→ **Exercise goal**
Pick out all lines in the listing holding the string "username" and copy them.

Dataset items
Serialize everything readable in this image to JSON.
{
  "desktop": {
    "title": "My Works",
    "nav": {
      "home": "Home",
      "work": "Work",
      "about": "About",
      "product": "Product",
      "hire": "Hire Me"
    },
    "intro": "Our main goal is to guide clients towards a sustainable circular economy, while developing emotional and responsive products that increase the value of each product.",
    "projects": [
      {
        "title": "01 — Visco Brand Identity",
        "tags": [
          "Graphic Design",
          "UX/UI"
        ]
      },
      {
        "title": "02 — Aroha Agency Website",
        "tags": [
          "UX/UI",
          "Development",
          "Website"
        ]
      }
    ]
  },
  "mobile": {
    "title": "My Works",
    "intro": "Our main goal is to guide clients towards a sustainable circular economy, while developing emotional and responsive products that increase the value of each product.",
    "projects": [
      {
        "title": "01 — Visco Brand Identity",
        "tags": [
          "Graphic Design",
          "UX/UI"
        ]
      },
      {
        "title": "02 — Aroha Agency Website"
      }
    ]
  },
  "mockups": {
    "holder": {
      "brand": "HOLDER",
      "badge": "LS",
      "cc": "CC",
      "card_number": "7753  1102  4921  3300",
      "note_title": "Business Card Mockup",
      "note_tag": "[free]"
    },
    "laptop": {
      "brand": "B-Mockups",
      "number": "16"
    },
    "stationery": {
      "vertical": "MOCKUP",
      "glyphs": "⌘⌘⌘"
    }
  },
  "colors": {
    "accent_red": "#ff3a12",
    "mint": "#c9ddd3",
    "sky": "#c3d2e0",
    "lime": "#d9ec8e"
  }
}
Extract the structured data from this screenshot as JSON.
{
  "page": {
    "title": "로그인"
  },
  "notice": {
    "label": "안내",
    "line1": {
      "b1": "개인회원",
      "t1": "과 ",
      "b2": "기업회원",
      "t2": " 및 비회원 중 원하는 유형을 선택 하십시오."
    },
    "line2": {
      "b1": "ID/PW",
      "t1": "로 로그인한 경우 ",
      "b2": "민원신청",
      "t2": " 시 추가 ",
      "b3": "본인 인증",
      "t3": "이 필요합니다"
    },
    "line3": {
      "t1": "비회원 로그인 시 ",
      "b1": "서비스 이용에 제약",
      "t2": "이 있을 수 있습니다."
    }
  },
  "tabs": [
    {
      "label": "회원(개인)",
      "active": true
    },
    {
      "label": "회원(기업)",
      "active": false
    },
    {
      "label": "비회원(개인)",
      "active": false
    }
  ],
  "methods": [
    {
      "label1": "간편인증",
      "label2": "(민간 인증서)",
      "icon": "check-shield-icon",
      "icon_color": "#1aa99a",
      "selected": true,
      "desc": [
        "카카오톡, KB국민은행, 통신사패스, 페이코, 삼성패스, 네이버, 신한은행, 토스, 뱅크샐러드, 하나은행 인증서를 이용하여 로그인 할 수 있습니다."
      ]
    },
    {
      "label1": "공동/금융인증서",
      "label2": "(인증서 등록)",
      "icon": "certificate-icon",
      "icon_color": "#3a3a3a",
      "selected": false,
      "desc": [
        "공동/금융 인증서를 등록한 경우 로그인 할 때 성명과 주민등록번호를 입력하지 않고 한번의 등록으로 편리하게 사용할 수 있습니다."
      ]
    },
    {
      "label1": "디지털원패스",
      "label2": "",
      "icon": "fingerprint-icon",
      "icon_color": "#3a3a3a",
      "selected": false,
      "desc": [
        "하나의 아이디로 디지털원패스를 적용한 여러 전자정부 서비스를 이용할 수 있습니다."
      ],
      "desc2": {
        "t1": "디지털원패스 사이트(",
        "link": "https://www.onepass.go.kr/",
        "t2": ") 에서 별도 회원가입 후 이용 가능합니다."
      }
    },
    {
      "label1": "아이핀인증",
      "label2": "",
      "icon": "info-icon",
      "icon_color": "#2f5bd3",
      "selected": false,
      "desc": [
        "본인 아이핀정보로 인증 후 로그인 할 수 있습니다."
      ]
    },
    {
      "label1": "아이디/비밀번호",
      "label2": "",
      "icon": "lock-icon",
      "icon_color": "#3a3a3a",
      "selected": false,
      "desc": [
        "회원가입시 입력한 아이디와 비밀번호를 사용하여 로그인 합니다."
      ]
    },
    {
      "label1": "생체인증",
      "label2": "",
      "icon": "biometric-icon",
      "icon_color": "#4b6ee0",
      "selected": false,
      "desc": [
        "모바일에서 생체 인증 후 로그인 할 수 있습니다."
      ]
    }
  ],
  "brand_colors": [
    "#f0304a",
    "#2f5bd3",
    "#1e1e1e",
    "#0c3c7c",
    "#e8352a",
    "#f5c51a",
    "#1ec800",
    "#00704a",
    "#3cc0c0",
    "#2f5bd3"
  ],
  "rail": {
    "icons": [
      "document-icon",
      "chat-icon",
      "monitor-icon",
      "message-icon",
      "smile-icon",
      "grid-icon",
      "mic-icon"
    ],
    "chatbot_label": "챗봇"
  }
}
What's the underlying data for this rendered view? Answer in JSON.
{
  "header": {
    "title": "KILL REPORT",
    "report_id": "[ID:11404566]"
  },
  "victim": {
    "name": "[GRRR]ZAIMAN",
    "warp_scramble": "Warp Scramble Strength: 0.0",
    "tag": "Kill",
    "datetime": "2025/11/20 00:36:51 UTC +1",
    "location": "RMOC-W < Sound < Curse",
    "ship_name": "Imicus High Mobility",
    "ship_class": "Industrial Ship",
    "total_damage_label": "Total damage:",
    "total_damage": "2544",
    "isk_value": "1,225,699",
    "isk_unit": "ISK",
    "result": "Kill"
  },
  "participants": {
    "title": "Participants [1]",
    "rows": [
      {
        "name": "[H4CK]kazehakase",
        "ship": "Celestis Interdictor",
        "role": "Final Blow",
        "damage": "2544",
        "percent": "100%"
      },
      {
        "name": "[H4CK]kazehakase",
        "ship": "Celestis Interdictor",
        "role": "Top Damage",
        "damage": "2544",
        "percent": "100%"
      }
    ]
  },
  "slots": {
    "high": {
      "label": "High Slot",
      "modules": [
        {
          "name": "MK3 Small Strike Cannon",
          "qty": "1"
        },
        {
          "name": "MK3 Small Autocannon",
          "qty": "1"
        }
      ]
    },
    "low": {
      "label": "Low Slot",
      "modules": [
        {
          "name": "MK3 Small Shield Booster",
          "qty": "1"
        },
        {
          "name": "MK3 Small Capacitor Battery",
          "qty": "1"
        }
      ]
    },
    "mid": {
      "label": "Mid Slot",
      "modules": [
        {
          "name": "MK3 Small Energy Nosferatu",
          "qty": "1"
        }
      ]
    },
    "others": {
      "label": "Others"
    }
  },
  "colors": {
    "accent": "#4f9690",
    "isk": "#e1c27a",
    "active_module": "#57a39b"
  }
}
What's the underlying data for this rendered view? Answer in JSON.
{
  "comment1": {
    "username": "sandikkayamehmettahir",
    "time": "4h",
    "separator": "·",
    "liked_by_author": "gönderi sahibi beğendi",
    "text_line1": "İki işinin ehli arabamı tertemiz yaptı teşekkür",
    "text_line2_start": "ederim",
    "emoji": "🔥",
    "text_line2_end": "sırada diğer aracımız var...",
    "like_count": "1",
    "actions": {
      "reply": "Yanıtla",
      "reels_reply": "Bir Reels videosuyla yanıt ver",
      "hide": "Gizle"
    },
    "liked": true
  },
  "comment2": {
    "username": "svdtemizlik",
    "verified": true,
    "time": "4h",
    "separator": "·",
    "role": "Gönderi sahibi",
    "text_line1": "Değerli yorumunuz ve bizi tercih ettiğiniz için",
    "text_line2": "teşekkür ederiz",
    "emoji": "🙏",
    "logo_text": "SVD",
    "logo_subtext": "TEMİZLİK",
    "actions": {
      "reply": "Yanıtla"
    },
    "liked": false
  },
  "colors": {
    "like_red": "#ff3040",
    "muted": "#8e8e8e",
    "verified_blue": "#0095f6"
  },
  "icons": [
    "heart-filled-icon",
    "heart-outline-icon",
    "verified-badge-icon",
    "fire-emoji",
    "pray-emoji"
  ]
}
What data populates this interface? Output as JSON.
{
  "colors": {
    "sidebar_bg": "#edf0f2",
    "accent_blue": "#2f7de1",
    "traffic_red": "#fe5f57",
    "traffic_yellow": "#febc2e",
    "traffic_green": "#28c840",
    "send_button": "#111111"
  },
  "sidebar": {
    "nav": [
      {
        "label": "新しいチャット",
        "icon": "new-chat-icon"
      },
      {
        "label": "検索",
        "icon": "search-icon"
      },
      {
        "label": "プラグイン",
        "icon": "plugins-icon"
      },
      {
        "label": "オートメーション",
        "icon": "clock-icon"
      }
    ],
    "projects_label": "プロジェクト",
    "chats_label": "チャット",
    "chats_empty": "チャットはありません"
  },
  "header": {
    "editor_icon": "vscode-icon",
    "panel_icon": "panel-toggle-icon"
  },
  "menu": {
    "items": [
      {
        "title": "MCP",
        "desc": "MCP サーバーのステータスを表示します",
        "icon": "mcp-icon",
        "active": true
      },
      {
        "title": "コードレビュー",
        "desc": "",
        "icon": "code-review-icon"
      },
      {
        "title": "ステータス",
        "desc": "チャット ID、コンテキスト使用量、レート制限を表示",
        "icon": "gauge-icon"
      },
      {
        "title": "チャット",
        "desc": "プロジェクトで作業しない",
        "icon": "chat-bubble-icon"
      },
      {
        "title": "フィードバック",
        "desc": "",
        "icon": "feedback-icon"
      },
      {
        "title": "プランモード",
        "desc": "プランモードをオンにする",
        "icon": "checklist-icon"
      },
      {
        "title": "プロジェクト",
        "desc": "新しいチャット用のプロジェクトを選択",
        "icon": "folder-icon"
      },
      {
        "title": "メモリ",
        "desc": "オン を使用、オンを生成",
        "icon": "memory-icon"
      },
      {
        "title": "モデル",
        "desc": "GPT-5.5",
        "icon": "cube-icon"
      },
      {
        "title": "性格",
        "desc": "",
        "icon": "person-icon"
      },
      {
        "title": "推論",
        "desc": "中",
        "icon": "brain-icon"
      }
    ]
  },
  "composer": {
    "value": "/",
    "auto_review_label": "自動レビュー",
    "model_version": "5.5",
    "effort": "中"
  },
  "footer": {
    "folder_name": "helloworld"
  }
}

→ **Task answer**
    "username": "sandikkayamehmettahir",
    "username": "svdtemizlik",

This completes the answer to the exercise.